Entries taken from a collection:
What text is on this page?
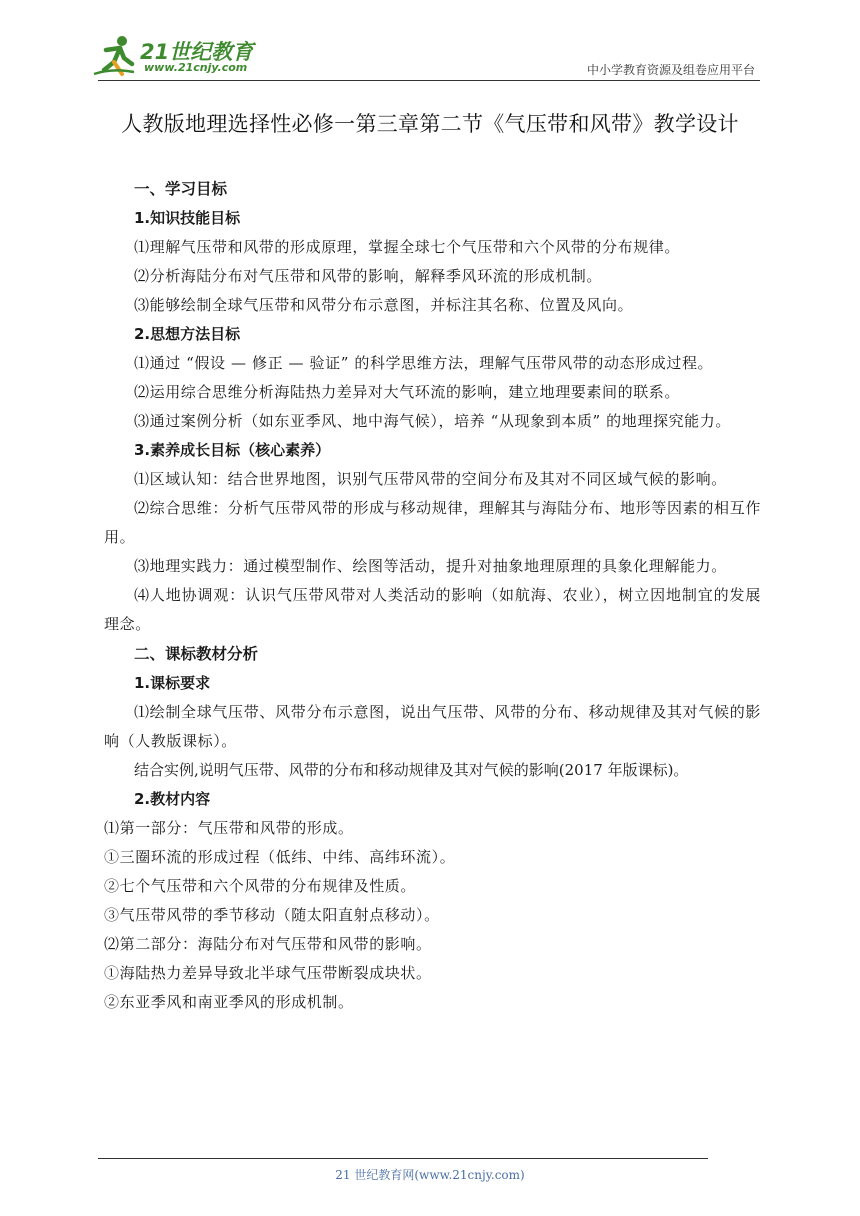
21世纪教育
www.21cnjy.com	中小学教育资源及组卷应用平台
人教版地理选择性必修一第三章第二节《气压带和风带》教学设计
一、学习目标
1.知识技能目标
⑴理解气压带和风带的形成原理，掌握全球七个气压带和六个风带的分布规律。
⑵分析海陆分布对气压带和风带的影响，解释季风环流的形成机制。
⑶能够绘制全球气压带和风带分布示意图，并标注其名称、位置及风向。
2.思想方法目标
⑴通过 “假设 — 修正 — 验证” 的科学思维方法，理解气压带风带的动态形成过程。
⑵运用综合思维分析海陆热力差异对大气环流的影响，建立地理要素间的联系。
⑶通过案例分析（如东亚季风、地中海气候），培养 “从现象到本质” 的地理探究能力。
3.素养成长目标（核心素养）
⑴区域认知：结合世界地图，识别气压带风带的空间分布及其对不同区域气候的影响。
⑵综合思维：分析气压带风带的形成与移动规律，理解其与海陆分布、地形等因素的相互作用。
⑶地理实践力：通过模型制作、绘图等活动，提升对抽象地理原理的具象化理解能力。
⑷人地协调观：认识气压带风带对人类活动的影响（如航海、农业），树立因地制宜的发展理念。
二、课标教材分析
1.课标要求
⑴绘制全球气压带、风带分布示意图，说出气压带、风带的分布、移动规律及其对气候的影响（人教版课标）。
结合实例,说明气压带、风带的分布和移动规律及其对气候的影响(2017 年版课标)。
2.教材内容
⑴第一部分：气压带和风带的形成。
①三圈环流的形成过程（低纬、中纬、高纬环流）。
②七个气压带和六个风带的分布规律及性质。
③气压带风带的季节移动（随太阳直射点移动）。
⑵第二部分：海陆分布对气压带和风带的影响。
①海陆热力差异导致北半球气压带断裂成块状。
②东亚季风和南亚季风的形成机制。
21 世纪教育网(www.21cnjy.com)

_EXERCISE_
Without the pictures, copy the material exactly as given.

_EXERCISE RESPONSE_
What text is on this page?
21世纪教育
www.21cnjy.com	中小学教育资源及组卷应用平台
人教版地理选择性必修一第三章第二节《气压带和风带》教学设计
一、学习目标
1.知识技能目标
⑴理解气压带和风带的形成原理，掌握全球七个气压带和六个风带的分布规律。
⑵分析海陆分布对气压带和风带的影响，解释季风环流的形成机制。
⑶能够绘制全球气压带和风带分布示意图，并标注其名称、位置及风向。
2.思想方法目标
⑴通过 “假设 — 修正 — 验证” 的科学思维方法，理解气压带风带的动态形成过程。
⑵运用综合思维分析海陆热力差异对大气环流的影响，建立地理要素间的联系。
⑶通过案例分析（如东亚季风、地中海气候），培养 “从现象到本质” 的地理探究能力。
3.素养成长目标（核心素养）
⑴区域认知：结合世界地图，识别气压带风带的空间分布及其对不同区域气候的影响。
⑵综合思维：分析气压带风带的形成与移动规律，理解其与海陆分布、地形等因素的相互作用。
⑶地理实践力：通过模型制作、绘图等活动，提升对抽象地理原理的具象化理解能力。
⑷人地协调观：认识气压带风带对人类活动的影响（如航海、农业），树立因地制宜的发展理念。
二、课标教材分析
1.课标要求
⑴绘制全球气压带、风带分布示意图，说出气压带、风带的分布、移动规律及其对气候的影响（人教版课标）。
结合实例,说明气压带、风带的分布和移动规律及其对气候的影响(2017 年版课标)。
2.教材内容
⑴第一部分：气压带和风带的形成。
①三圈环流的形成过程（低纬、中纬、高纬环流）。
②七个气压带和六个风带的分布规律及性质。
③气压带风带的季节移动（随太阳直射点移动）。
⑵第二部分：海陆分布对气压带和风带的影响。
①海陆热力差异导致北半球气压带断裂成块状。
②东亚季风和南亚季风的形成机制。
21 世纪教育网(www.21cnjy.com)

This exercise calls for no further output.